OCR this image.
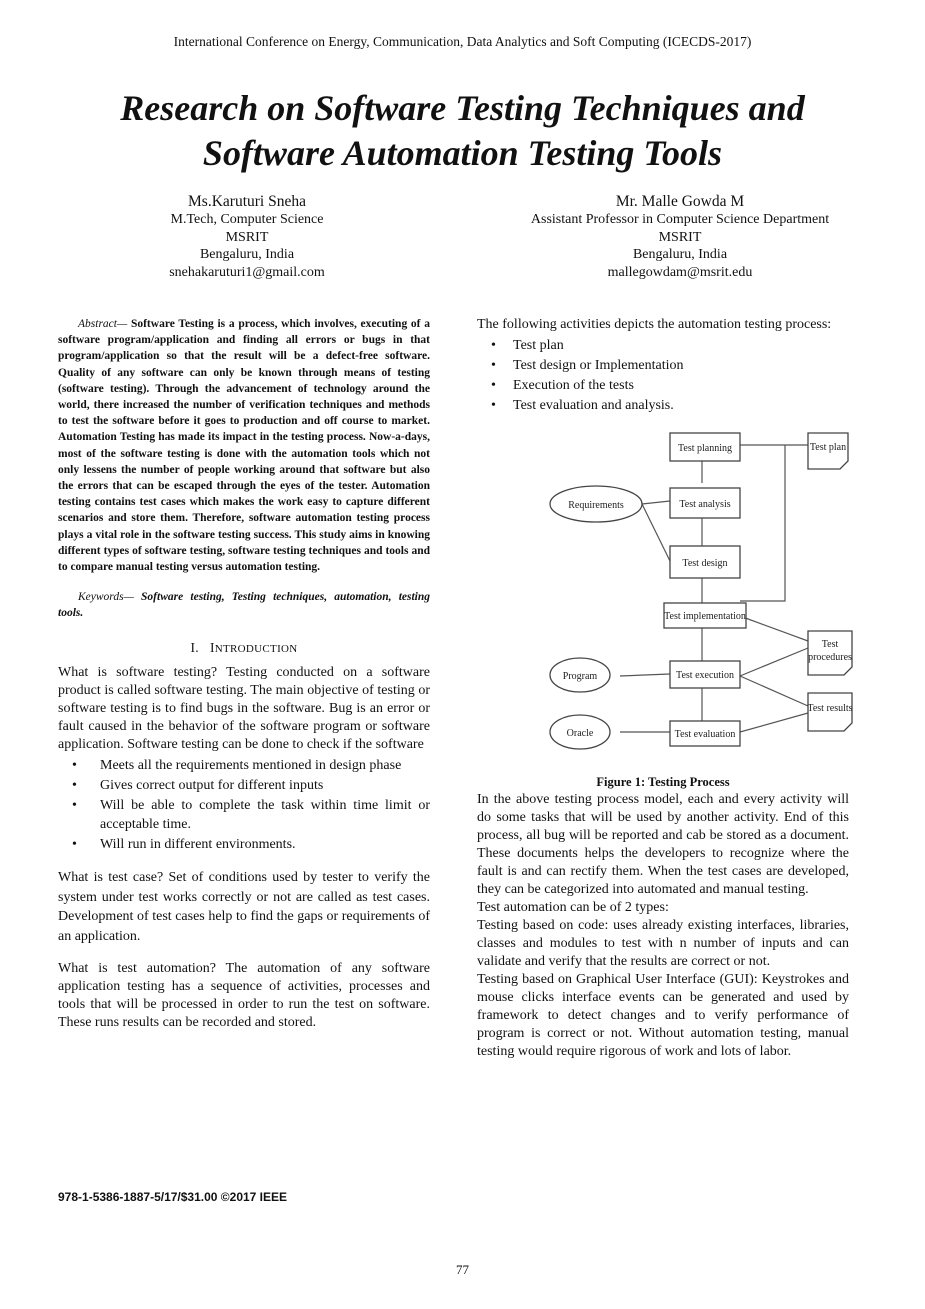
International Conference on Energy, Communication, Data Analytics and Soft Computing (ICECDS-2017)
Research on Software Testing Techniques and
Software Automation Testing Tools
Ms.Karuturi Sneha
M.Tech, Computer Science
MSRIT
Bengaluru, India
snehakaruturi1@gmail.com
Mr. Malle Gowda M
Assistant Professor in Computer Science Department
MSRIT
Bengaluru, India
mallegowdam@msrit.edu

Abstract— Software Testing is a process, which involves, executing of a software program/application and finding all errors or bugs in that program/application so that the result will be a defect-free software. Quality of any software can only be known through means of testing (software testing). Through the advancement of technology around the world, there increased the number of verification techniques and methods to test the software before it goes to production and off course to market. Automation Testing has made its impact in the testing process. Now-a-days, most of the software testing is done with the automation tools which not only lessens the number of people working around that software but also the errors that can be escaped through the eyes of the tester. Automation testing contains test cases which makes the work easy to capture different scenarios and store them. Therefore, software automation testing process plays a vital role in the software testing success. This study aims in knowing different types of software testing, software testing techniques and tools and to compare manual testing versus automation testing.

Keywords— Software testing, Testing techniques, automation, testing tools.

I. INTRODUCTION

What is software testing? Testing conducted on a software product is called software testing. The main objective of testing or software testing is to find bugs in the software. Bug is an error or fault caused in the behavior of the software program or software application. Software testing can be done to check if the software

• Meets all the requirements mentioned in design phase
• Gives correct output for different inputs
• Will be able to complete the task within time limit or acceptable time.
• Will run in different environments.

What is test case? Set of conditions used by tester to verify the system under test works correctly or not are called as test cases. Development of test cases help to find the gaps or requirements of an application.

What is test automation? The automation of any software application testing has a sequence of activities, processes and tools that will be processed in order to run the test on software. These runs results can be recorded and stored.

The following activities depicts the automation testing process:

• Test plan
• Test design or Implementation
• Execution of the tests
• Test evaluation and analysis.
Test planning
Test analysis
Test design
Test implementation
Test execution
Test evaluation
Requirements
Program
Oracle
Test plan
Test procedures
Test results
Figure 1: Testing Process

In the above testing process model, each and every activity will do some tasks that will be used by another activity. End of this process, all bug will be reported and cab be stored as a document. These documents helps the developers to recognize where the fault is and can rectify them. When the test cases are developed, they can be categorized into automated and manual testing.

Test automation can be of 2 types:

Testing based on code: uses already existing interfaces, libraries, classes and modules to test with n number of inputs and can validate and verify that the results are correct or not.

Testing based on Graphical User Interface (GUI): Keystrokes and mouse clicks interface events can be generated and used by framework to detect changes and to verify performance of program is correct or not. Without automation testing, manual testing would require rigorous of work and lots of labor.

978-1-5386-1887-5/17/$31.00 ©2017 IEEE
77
..............................
Reproduce each line word for word and drop the pictures.

» Solution to this exercise:
OCR this image.
International Conference on Energy, Communication, Data Analytics and Soft Computing (ICECDS-2017)
Research on Software Testing Techniques and
Software Automation Testing Tools
Ms.Karuturi Sneha
M.Tech, Computer Science
MSRIT
Bengaluru, India
snehakaruturi1@gmail.com
Mr. Malle Gowda M
Assistant Professor in Computer Science Department
MSRIT
Bengaluru, India
mallegowdam@msrit.edu

Abstract— Software Testing is a process, which involves, executing of a software program/application and finding all errors or bugs in that program/application so that the result will be a defect-free software. Quality of any software can only be known through means of testing (software testing). Through the advancement of technology around the world, there increased the number of verification techniques and methods to test the software before it goes to production and off course to market. Automation Testing has made its impact in the testing process. Now-a-days, most of the software testing is done with the automation tools which not only lessens the number of people working around that software but also the errors that can be escaped through the eyes of the tester. Automation testing contains test cases which makes the work easy to capture different scenarios and store them. Therefore, software automation testing process plays a vital role in the software testing success. This study aims in knowing different types of software testing, software testing techniques and tools and to compare manual testing versus automation testing.

Keywords— Software testing, Testing techniques, automation, testing tools.

I. INTRODUCTION

What is software testing? Testing conducted on a software product is called software testing. The main objective of testing or software testing is to find bugs in the software. Bug is an error or fault caused in the behavior of the software program or software application. Software testing can be done to check if the software

• Meets all the requirements mentioned in design phase
• Gives correct output for different inputs
• Will be able to complete the task within time limit or acceptable time.
• Will run in different environments.

What is test case? Set of conditions used by tester to verify the system under test works correctly or not are called as test cases. Development of test cases help to find the gaps or requirements of an application.

What is test automation? The automation of any software application testing has a sequence of activities, processes and tools that will be processed in order to run the test on software. These runs results can be recorded and stored.

The following activities depicts the automation testing process:

• Test plan
• Test design or Implementation
• Execution of the tests
• Test evaluation and analysis.
Test planning
Test analysis
Test design
Test implementation
Test execution
Test evaluation
Requirements
Program
Oracle
Test plan
Test procedures
Test results
Figure 1: Testing Process

In the above testing process model, each and every activity will do some tasks that will be used by another activity. End of this process, all bug will be reported and cab be stored as a document. These documents helps the developers to recognize where the fault is and can rectify them. When the test cases are developed, they can be categorized into automated and manual testing.

Test automation can be of 2 types:

Testing based on code: uses already existing interfaces, libraries, classes and modules to test with n number of inputs and can validate and verify that the results are correct or not.

Testing based on Graphical User Interface (GUI): Keystrokes and mouse clicks interface events can be generated and used by framework to detect changes and to verify performance of program is correct or not. Without automation testing, manual testing would require rigorous of work and lots of labor.

978-1-5386-1887-5/17/$31.00 ©2017 IEEE
77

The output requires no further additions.